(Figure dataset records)
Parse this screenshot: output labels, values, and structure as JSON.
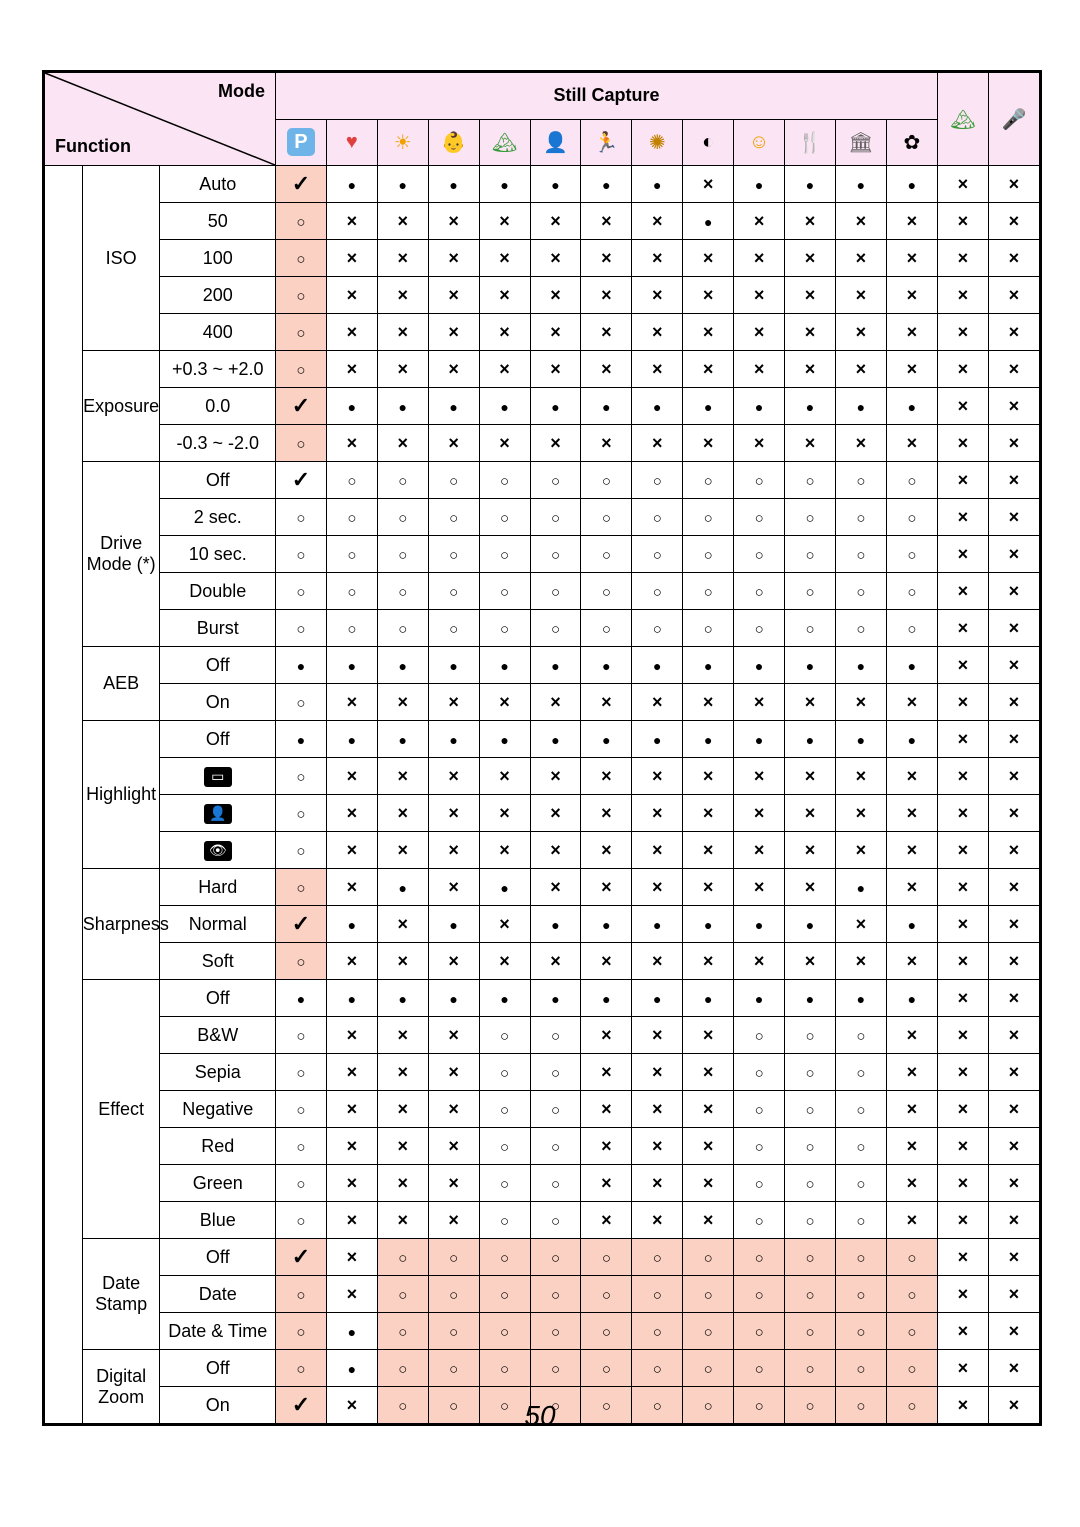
{
  "page_number": "50",
  "header": {
    "still_capture": "Still Capture",
    "mode": "Mode",
    "function": "Function"
  },
  "mode_icons": [
    {
      "name": "program-mode-icon",
      "glyph": "P",
      "bg": "#6fb4e8",
      "fg": "#ffffff",
      "shape": "rounded"
    },
    {
      "name": "couple-mode-icon",
      "glyph": "♥",
      "bg": "#ffffff",
      "fg": "#e04040",
      "shape": "camera"
    },
    {
      "name": "sunset-mode-icon",
      "glyph": "☀",
      "bg": "#ffffff",
      "fg": "#f0a000",
      "shape": "plain"
    },
    {
      "name": "kids-mode-icon",
      "glyph": "👶",
      "bg": "#ffffff",
      "fg": "#f0a000",
      "shape": "plain"
    },
    {
      "name": "landscape-mode-icon",
      "glyph": "🏔",
      "bg": "#ffffff",
      "fg": "#3a9a3a",
      "shape": "plain"
    },
    {
      "name": "portrait-mode-icon",
      "glyph": "👤",
      "bg": "#ffffff",
      "fg": "#f0a000",
      "shape": "plain"
    },
    {
      "name": "sports-mode-icon",
      "glyph": "🏃",
      "bg": "#ffffff",
      "fg": "#404040",
      "shape": "plain"
    },
    {
      "name": "fireworks-mode-icon",
      "glyph": "✺",
      "bg": "#ffffff",
      "fg": "#c08000",
      "shape": "plain"
    },
    {
      "name": "night-mode-icon",
      "glyph": "◐",
      "bg": "#ffffff",
      "fg": "#000000",
      "shape": "plain"
    },
    {
      "name": "baby-mode-icon",
      "glyph": "☺",
      "bg": "#ffffff",
      "fg": "#f0a000",
      "shape": "plain"
    },
    {
      "name": "food-mode-icon",
      "glyph": "🍴",
      "bg": "#ffffff",
      "fg": "#e08000",
      "shape": "plain"
    },
    {
      "name": "building-mode-icon",
      "glyph": "🏛",
      "bg": "#ffffff",
      "fg": "#606060",
      "shape": "plain"
    },
    {
      "name": "text-mode-icon",
      "glyph": "✿",
      "bg": "#ffffff",
      "fg": "#000000",
      "shape": "plain"
    },
    {
      "name": "landscape2-mode-icon",
      "glyph": "🏔",
      "bg": "#ffffff",
      "fg": "#3a9a3a",
      "shape": "plain"
    },
    {
      "name": "voice-mode-icon",
      "glyph": "🎤",
      "bg": "#ffffff",
      "fg": "#2080e0",
      "shape": "plain"
    }
  ],
  "highlight_icons": [
    {
      "name": "highlight-frame-icon",
      "glyph": "▭"
    },
    {
      "name": "highlight-person-icon",
      "glyph": "👤"
    },
    {
      "name": "highlight-eye-icon",
      "glyph": "👁"
    }
  ],
  "colors": {
    "header_bg": "#fbe4f3",
    "pink_cell_bg": "#fad1c2",
    "border": "#000000"
  },
  "groups": [
    {
      "name": "ISO",
      "rows": [
        {
          "label": "Auto",
          "cells": [
            "✓p",
            "●",
            "●",
            "●",
            "●",
            "●",
            "●",
            "●",
            "×",
            "●",
            "●",
            "●",
            "●",
            "×",
            "×"
          ]
        },
        {
          "label": "50",
          "cells": [
            "○p",
            "×",
            "×",
            "×",
            "×",
            "×",
            "×",
            "×",
            "●",
            "×",
            "×",
            "×",
            "×",
            "×",
            "×"
          ]
        },
        {
          "label": "100",
          "cells": [
            "○p",
            "×",
            "×",
            "×",
            "×",
            "×",
            "×",
            "×",
            "×",
            "×",
            "×",
            "×",
            "×",
            "×",
            "×"
          ]
        },
        {
          "label": "200",
          "cells": [
            "○p",
            "×",
            "×",
            "×",
            "×",
            "×",
            "×",
            "×",
            "×",
            "×",
            "×",
            "×",
            "×",
            "×",
            "×"
          ]
        },
        {
          "label": "400",
          "cells": [
            "○p",
            "×",
            "×",
            "×",
            "×",
            "×",
            "×",
            "×",
            "×",
            "×",
            "×",
            "×",
            "×",
            "×",
            "×"
          ]
        }
      ]
    },
    {
      "name": "Exposure",
      "rows": [
        {
          "label": "+0.3 ~ +2.0",
          "cells": [
            "○p",
            "×",
            "×",
            "×",
            "×",
            "×",
            "×",
            "×",
            "×",
            "×",
            "×",
            "×",
            "×",
            "×",
            "×"
          ]
        },
        {
          "label": "0.0",
          "cells": [
            "✓p",
            "●",
            "●",
            "●",
            "●",
            "●",
            "●",
            "●",
            "●",
            "●",
            "●",
            "●",
            "●",
            "×",
            "×"
          ]
        },
        {
          "label": "-0.3 ~ -2.0",
          "cells": [
            "○p",
            "×",
            "×",
            "×",
            "×",
            "×",
            "×",
            "×",
            "×",
            "×",
            "×",
            "×",
            "×",
            "×",
            "×"
          ]
        }
      ]
    },
    {
      "name": "Drive Mode (*)",
      "rows": [
        {
          "label": "Off",
          "cells": [
            "✓",
            "○",
            "○",
            "○",
            "○",
            "○",
            "○",
            "○",
            "○",
            "○",
            "○",
            "○",
            "○",
            "×",
            "×"
          ]
        },
        {
          "label": "2 sec.",
          "cells": [
            "○",
            "○",
            "○",
            "○",
            "○",
            "○",
            "○",
            "○",
            "○",
            "○",
            "○",
            "○",
            "○",
            "×",
            "×"
          ]
        },
        {
          "label": "10 sec.",
          "cells": [
            "○",
            "○",
            "○",
            "○",
            "○",
            "○",
            "○",
            "○",
            "○",
            "○",
            "○",
            "○",
            "○",
            "×",
            "×"
          ]
        },
        {
          "label": "Double",
          "cells": [
            "○",
            "○",
            "○",
            "○",
            "○",
            "○",
            "○",
            "○",
            "○",
            "○",
            "○",
            "○",
            "○",
            "×",
            "×"
          ]
        },
        {
          "label": "Burst",
          "cells": [
            "○",
            "○",
            "○",
            "○",
            "○",
            "○",
            "○",
            "○",
            "○",
            "○",
            "○",
            "○",
            "○",
            "×",
            "×"
          ]
        }
      ]
    },
    {
      "name": "AEB",
      "rows": [
        {
          "label": "Off",
          "cells": [
            "●",
            "●",
            "●",
            "●",
            "●",
            "●",
            "●",
            "●",
            "●",
            "●",
            "●",
            "●",
            "●",
            "×",
            "×"
          ]
        },
        {
          "label": "On",
          "cells": [
            "○",
            "×",
            "×",
            "×",
            "×",
            "×",
            "×",
            "×",
            "×",
            "×",
            "×",
            "×",
            "×",
            "×",
            "×"
          ]
        }
      ]
    },
    {
      "name": "Highlight",
      "rows": [
        {
          "label": "Off",
          "cells": [
            "●",
            "●",
            "●",
            "●",
            "●",
            "●",
            "●",
            "●",
            "●",
            "●",
            "●",
            "●",
            "●",
            "×",
            "×"
          ]
        },
        {
          "label": "@ico0",
          "cells": [
            "○",
            "×",
            "×",
            "×",
            "×",
            "×",
            "×",
            "×",
            "×",
            "×",
            "×",
            "×",
            "×",
            "×",
            "×"
          ]
        },
        {
          "label": "@ico1",
          "cells": [
            "○",
            "×",
            "×",
            "×",
            "×",
            "×",
            "×",
            "×",
            "×",
            "×",
            "×",
            "×",
            "×",
            "×",
            "×"
          ]
        },
        {
          "label": "@ico2",
          "cells": [
            "○",
            "×",
            "×",
            "×",
            "×",
            "×",
            "×",
            "×",
            "×",
            "×",
            "×",
            "×",
            "×",
            "×",
            "×"
          ]
        }
      ]
    },
    {
      "name": "Sharpness",
      "rows": [
        {
          "label": "Hard",
          "cells": [
            "○p",
            "×",
            "●",
            "×",
            "●",
            "×",
            "×",
            "×",
            "×",
            "×",
            "×",
            "●",
            "×",
            "×",
            "×"
          ]
        },
        {
          "label": "Normal",
          "cells": [
            "✓p",
            "●",
            "×",
            "●",
            "×",
            "●",
            "●",
            "●",
            "●",
            "●",
            "●",
            "×",
            "●",
            "×",
            "×"
          ]
        },
        {
          "label": "Soft",
          "cells": [
            "○p",
            "×",
            "×",
            "×",
            "×",
            "×",
            "×",
            "×",
            "×",
            "×",
            "×",
            "×",
            "×",
            "×",
            "×"
          ]
        }
      ]
    },
    {
      "name": "Effect",
      "rows": [
        {
          "label": "Off",
          "cells": [
            "●",
            "●",
            "●",
            "●",
            "●",
            "●",
            "●",
            "●",
            "●",
            "●",
            "●",
            "●",
            "●",
            "×",
            "×"
          ]
        },
        {
          "label": "B&W",
          "cells": [
            "○",
            "×",
            "×",
            "×",
            "○",
            "○",
            "×",
            "×",
            "×",
            "○",
            "○",
            "○",
            "×",
            "×",
            "×"
          ]
        },
        {
          "label": "Sepia",
          "cells": [
            "○",
            "×",
            "×",
            "×",
            "○",
            "○",
            "×",
            "×",
            "×",
            "○",
            "○",
            "○",
            "×",
            "×",
            "×"
          ]
        },
        {
          "label": "Negative",
          "cells": [
            "○",
            "×",
            "×",
            "×",
            "○",
            "○",
            "×",
            "×",
            "×",
            "○",
            "○",
            "○",
            "×",
            "×",
            "×"
          ]
        },
        {
          "label": "Red",
          "cells": [
            "○",
            "×",
            "×",
            "×",
            "○",
            "○",
            "×",
            "×",
            "×",
            "○",
            "○",
            "○",
            "×",
            "×",
            "×"
          ]
        },
        {
          "label": "Green",
          "cells": [
            "○",
            "×",
            "×",
            "×",
            "○",
            "○",
            "×",
            "×",
            "×",
            "○",
            "○",
            "○",
            "×",
            "×",
            "×"
          ]
        },
        {
          "label": "Blue",
          "cells": [
            "○",
            "×",
            "×",
            "×",
            "○",
            "○",
            "×",
            "×",
            "×",
            "○",
            "○",
            "○",
            "×",
            "×",
            "×"
          ]
        }
      ]
    },
    {
      "name": "Date Stamp",
      "rows": [
        {
          "label": "Off",
          "cells": [
            "✓p",
            "×",
            "○p",
            "○p",
            "○p",
            "○p",
            "○p",
            "○p",
            "○p",
            "○p",
            "○p",
            "○p",
            "○p",
            "×",
            "×"
          ]
        },
        {
          "label": "Date",
          "cells": [
            "○p",
            "×",
            "○p",
            "○p",
            "○p",
            "○p",
            "○p",
            "○p",
            "○p",
            "○p",
            "○p",
            "○p",
            "○p",
            "×",
            "×"
          ]
        },
        {
          "label": "Date & Time",
          "cells": [
            "○p",
            "●",
            "○p",
            "○p",
            "○p",
            "○p",
            "○p",
            "○p",
            "○p",
            "○p",
            "○p",
            "○p",
            "○p",
            "×",
            "×"
          ]
        }
      ]
    },
    {
      "name": "Digital Zoom",
      "rows": [
        {
          "label": "Off",
          "cells": [
            "○p",
            "●",
            "○p",
            "○p",
            "○p",
            "○p",
            "○p",
            "○p",
            "○p",
            "○p",
            "○p",
            "○p",
            "○p",
            "×",
            "×"
          ]
        },
        {
          "label": "On",
          "cells": [
            "✓p",
            "×",
            "○p",
            "○p",
            "○p",
            "○p",
            "○p",
            "○p",
            "○p",
            "○p",
            "○p",
            "○p",
            "○p",
            "×",
            "×"
          ]
        }
      ]
    }
  ]
}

EXERCISE:
Check every line for "Date" and show the ones that have it.

THE RESPONSE:
      "name": "Date Stamp",
          "label": "Date",
          "label": "Date & Time",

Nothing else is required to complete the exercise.